> Texto extraído
-.-.-
A palestra de Kossoy nos deixou atraídos não só por sua didática expositiva como também pelas inúmeras afinidades temáticas despertadas por seu trabalho institucional e por sua trajetória profissional. Afora o aporte teórico na relação entre história e iconografia, caro à reflexão historiográfica, interessamo-nos por sua experiência de gestão à frente do Museu da Imagem e do Som de São Paulo (MIS-SP), no início dos anos 1980. Em particular, nosso interesse se relacionou mais diretamente ao programa de História Oral, criado pelo professor durante o período em que dirigiu o MIS-SP (de outubro de 1980 a março de 1983).
A importância e a riqueza dos depoimentos colhidos junto a inúmeras personalidades da área cultural, artística e acadêmica brasileira podem ser aferidas no site da instituição. Nesse sentido, procuramos na entrevista a seguir compreender em maior profundidade as circunstâncias políticas de sua atuação naquele período de reabertura democrática no Brasil, em que parte da “memória nacional” voltava a ser falada e documentada.
Nascido em São Paulo, no ano de 1941, Boris Kossoy é descendente de imigrantes que chegaram ao Brasil nos anos de 1920, seu pai de Odessa (na época, Rússia), e sua mãe de Cracóvia, Polônia, e que no Brasil se conheceram. Formou-se em arquitetura nos anos 1960 e atuou como fotógrafo profissional de inúmeras agências, estúdios e revistas, paralelamente a uma carreira autoral.
-.-.-
> Instrução A
Transforme em lista o parágrafo do texto sobre Boris Kossoy que começa com "Nascido em São Paulo", mantendo os fatos principais.
> Instrução B
Reúna todas as linhas da listagem que contêm a palavra "axis" e copie-as.
O texto e a listagem vêm de fontes distintas.

> Listagem bruta
-.-.-
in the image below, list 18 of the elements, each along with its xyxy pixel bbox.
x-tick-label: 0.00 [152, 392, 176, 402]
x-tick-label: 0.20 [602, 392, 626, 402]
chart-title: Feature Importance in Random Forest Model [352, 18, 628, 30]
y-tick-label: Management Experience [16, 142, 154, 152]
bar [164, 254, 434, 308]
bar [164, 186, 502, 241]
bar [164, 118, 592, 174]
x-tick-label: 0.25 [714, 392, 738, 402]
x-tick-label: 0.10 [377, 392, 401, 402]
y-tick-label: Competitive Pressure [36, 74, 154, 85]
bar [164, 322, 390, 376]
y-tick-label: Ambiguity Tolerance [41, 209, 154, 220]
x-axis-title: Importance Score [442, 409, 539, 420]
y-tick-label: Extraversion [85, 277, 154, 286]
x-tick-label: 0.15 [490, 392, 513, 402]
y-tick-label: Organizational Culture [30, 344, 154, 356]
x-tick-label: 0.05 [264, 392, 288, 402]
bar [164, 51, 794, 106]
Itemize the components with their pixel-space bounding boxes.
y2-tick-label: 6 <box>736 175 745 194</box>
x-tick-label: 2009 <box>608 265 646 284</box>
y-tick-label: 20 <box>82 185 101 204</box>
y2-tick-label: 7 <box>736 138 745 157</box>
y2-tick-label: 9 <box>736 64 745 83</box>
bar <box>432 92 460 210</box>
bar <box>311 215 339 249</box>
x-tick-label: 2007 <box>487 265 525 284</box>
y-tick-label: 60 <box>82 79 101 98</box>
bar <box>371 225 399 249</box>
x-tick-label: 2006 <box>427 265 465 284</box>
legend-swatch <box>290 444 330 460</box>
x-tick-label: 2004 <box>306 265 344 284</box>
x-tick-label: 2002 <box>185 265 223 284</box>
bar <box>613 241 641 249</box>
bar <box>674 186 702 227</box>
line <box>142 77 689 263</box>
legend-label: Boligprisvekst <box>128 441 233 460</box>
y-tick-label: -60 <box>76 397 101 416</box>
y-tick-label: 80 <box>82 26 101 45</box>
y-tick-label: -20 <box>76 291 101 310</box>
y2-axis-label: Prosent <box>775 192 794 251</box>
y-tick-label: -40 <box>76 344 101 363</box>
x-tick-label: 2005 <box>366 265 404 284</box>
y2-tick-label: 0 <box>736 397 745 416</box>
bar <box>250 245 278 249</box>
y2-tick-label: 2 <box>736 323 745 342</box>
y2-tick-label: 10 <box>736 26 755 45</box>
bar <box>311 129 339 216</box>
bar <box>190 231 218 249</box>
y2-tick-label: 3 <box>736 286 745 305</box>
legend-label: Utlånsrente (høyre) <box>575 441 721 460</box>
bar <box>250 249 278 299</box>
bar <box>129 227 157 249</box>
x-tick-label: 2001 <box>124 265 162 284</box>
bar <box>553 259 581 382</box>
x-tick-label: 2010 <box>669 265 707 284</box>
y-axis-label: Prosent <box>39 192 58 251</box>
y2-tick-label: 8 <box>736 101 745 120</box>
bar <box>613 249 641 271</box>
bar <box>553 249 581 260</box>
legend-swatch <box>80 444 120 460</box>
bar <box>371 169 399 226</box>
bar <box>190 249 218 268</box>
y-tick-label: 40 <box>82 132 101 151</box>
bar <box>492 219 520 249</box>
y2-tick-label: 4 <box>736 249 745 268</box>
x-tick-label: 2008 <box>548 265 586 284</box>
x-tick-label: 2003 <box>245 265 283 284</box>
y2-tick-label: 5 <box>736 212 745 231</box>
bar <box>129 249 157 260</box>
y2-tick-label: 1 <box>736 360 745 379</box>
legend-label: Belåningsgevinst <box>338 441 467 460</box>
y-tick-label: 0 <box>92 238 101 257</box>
-.-.-
> Resultado A
- Nasceu em São Paulo, em 1941.
- É descendente de imigrantes que chegaram ao Brasil nos anos 1920 e se conheceram no país: o pai veio de Odessa (na época, Rússia) e a mãe, de Cracóvia, Polônia.
- Formou-se em arquitetura nos anos 1960.
- Trabalhou como fotógrafo profissional para inúmeras agências, estúdios e revistas, paralelamente a uma carreira autoral.

> Resultado B
x-axis-title: Importance Score [442, 409, 539, 420]
y2-axis-label: Prosent <box>775 192 794 251</box>
y-axis-label: Prosent <box>39 192 58 251</box>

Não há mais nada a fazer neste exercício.